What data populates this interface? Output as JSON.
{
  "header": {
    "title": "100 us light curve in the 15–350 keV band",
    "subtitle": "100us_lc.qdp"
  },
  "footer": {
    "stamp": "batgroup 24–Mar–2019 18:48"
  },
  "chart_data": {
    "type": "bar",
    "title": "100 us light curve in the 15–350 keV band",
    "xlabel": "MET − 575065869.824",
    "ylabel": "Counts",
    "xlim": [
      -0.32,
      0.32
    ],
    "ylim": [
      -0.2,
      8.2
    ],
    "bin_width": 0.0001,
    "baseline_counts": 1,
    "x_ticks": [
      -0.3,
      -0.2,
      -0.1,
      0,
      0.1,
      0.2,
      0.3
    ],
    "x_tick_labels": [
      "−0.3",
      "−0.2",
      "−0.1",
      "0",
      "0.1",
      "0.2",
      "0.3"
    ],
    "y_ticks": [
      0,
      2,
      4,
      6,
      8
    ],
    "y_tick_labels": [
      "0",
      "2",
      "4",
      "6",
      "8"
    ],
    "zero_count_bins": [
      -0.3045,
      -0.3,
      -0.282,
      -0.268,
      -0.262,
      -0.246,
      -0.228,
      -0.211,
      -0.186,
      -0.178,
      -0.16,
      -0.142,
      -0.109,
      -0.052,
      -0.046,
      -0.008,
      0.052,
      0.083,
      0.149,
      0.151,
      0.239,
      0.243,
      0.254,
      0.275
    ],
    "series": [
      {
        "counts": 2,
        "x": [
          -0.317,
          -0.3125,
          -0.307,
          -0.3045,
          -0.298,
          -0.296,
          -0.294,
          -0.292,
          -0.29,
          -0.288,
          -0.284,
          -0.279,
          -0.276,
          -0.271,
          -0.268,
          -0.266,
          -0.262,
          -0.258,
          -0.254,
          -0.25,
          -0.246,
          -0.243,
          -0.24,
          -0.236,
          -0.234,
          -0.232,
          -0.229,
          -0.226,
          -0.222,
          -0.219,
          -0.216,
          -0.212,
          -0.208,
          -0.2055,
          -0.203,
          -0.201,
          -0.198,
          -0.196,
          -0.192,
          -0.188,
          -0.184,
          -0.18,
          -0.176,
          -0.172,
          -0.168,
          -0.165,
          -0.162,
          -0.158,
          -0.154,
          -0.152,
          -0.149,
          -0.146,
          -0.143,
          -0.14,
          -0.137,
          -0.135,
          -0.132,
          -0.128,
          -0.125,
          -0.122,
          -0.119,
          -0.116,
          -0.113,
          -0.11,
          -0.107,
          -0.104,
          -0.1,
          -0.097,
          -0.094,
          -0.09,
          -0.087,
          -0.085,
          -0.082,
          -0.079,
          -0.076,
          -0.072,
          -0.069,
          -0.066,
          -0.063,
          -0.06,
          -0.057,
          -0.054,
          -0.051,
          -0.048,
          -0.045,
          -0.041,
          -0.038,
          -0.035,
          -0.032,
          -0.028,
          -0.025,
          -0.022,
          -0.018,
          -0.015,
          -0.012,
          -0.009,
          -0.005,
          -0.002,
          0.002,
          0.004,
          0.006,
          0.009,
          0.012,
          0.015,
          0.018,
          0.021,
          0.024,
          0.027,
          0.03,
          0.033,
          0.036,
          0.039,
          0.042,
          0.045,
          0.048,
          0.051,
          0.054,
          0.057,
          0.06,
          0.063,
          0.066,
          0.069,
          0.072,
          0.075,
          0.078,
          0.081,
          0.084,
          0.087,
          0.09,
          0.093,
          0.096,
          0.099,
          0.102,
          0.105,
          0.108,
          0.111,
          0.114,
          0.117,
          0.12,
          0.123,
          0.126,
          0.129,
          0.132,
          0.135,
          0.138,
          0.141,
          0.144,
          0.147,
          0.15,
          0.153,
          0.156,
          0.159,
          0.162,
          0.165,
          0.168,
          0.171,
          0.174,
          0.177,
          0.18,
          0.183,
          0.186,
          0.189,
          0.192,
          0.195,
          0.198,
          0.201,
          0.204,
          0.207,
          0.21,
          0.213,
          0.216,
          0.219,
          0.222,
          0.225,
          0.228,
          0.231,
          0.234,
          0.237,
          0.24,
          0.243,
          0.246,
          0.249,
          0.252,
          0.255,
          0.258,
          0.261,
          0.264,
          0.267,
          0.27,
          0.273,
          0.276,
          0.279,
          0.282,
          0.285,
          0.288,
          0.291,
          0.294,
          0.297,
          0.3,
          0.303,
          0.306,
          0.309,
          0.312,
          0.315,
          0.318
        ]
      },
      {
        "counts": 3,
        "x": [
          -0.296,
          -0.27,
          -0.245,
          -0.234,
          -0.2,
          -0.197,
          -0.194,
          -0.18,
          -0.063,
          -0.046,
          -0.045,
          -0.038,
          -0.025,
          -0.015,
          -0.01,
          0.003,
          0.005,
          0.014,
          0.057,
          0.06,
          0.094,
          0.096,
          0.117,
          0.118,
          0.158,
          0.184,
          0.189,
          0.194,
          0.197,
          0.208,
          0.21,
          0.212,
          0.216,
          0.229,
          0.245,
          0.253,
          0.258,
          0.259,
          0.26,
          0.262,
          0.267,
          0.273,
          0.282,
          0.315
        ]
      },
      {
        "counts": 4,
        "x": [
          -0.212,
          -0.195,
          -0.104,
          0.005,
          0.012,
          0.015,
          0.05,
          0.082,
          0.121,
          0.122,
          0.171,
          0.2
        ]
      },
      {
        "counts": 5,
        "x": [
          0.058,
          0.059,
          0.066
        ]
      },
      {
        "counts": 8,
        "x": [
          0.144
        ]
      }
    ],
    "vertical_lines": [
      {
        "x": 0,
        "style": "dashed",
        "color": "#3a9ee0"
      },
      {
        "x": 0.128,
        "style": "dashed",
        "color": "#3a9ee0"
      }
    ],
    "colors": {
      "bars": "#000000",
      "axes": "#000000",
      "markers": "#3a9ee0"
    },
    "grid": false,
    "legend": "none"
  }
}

┄┄┄┄┄┄

_TASK PROMPT_:
Exactly reproduce every line found in the records.

_OUTPUT FOR THIS TASK_:
What data populates this interface? Output as JSON.
{
  "header": {
    "title": "100 us light curve in the 15–350 keV band",
    "subtitle": "100us_lc.qdp"
  },
  "footer": {
    "stamp": "batgroup 24–Mar–2019 18:48"
  },
  "chart_data": {
    "type": "bar",
    "title": "100 us light curve in the 15–350 keV band",
    "xlabel": "MET − 575065869.824",
    "ylabel": "Counts",
    "xlim": [
      -0.32,
      0.32
    ],
    "ylim": [
      -0.2,
      8.2
    ],
    "bin_width": 0.0001,
    "baseline_counts": 1,
    "x_ticks": [
      -0.3,
      -0.2,
      -0.1,
      0,
      0.1,
      0.2,
      0.3
    ],
    "x_tick_labels": [
      "−0.3",
      "−0.2",
      "−0.1",
      "0",
      "0.1",
      "0.2",
      "0.3"
    ],
    "y_ticks": [
      0,
      2,
      4,
      6,
      8
    ],
    "y_tick_labels": [
      "0",
      "2",
      "4",
      "6",
      "8"
    ],
    "zero_count_bins": [
      -0.3045,
      -0.3,
      -0.282,
      -0.268,
      -0.262,
      -0.246,
      -0.228,
      -0.211,
      -0.186,
      -0.178,
      -0.16,
      -0.142,
      -0.109,
      -0.052,
      -0.046,
      -0.008,
      0.052,
      0.083,
      0.149,
      0.151,
      0.239,
      0.243,
      0.254,
      0.275
    ],
    "series": [
      {
        "counts": 2,
        "x": [
          -0.317,
          -0.3125,
          -0.307,
          -0.3045,
          -0.298,
          -0.296,
          -0.294,
          -0.292,
          -0.29,
          -0.288,
          -0.284,
          -0.279,
          -0.276,
          -0.271,
          -0.268,
          -0.266,
          -0.262,
          -0.258,
          -0.254,
          -0.25,
          -0.246,
          -0.243,
          -0.24,
          -0.236,
          -0.234,
          -0.232,
          -0.229,
          -0.226,
          -0.222,
          -0.219,
          -0.216,
          -0.212,
          -0.208,
          -0.2055,
          -0.203,
          -0.201,
          -0.198,
          -0.196,
          -0.192,
          -0.188,
          -0.184,
          -0.18,
          -0.176,
          -0.172,
          -0.168,
          -0.165,
          -0.162,
          -0.158,
          -0.154,
          -0.152,
          -0.149,
          -0.146,
          -0.143,
          -0.14,
          -0.137,
          -0.135,
          -0.132,
          -0.128,
          -0.125,
          -0.122,
          -0.119,
          -0.116,
          -0.113,
          -0.11,
          -0.107,
          -0.104,
          -0.1,
          -0.097,
          -0.094,
          -0.09,
          -0.087,
          -0.085,
          -0.082,
          -0.079,
          -0.076,
          -0.072,
          -0.069,
          -0.066,
          -0.063,
          -0.06,
          -0.057,
          -0.054,
          -0.051,
          -0.048,
          -0.045,
          -0.041,
          -0.038,
          -0.035,
          -0.032,
          -0.028,
          -0.025,
          -0.022,
          -0.018,
          -0.015,
          -0.012,
          -0.009,
          -0.005,
          -0.002,
          0.002,
          0.004,
          0.006,
          0.009,
          0.012,
          0.015,
          0.018,
          0.021,
          0.024,
          0.027,
          0.03,
          0.033,
          0.036,
          0.039,
          0.042,
          0.045,
          0.048,
          0.051,
          0.054,
          0.057,
          0.06,
          0.063,
          0.066,
          0.069,
          0.072,
          0.075,
          0.078,
          0.081,
          0.084,
          0.087,
          0.09,
          0.093,
          0.096,
          0.099,
          0.102,
          0.105,
          0.108,
          0.111,
          0.114,
          0.117,
          0.12,
          0.123,
          0.126,
          0.129,
          0.132,
          0.135,
          0.138,
          0.141,
          0.144,
          0.147,
          0.15,
          0.153,
          0.156,
          0.159,
          0.162,
          0.165,
          0.168,
          0.171,
          0.174,
          0.177,
          0.18,
          0.183,
          0.186,
          0.189,
          0.192,
          0.195,
          0.198,
          0.201,
          0.204,
          0.207,
          0.21,
          0.213,
          0.216,
          0.219,
          0.222,
          0.225,
          0.228,
          0.231,
          0.234,
          0.237,
          0.24,
          0.243,
          0.246,
          0.249,
          0.252,
          0.255,
          0.258,
          0.261,
          0.264,
          0.267,
          0.27,
          0.273,
          0.276,
          0.279,
          0.282,
          0.285,
          0.288,
          0.291,
          0.294,
          0.297,
          0.3,
          0.303,
          0.306,
          0.309,
          0.312,
          0.315,
          0.318
        ]
      },
      {
        "counts": 3,
        "x": [
          -0.296,
          -0.27,
          -0.245,
          -0.234,
          -0.2,
          -0.197,
          -0.194,
          -0.18,
          -0.063,
          -0.046,
          -0.045,
          -0.038,
          -0.025,
          -0.015,
          -0.01,
          0.003,
          0.005,
          0.014,
          0.057,
          0.06,
          0.094,
          0.096,
          0.117,
          0.118,
          0.158,
          0.184,
          0.189,
          0.194,
          0.197,
          0.208,
          0.21,
          0.212,
          0.216,
          0.229,
          0.245,
          0.253,
          0.258,
          0.259,
          0.26,
          0.262,
          0.267,
          0.273,
          0.282,
          0.315
        ]
      },
      {
        "counts": 4,
        "x": [
          -0.212,
          -0.195,
          -0.104,
          0.005,
          0.012,
          0.015,
          0.05,
          0.082,
          0.121,
          0.122,
          0.171,
          0.2
        ]
      },
      {
        "counts": 5,
        "x": [
          0.058,
          0.059,
          0.066
        ]
      },
      {
        "counts": 8,
        "x": [
          0.144
        ]
      }
    ],
    "vertical_lines": [
      {
        "x": 0,
        "style": "dashed",
        "color": "#3a9ee0"
      },
      {
        "x": 0.128,
        "style": "dashed",
        "color": "#3a9ee0"
      }
    ],
    "colors": {
      "bars": "#000000",
      "axes": "#000000",
      "markers": "#3a9ee0"
    },
    "grid": false,
    "legend": "none"
  }
}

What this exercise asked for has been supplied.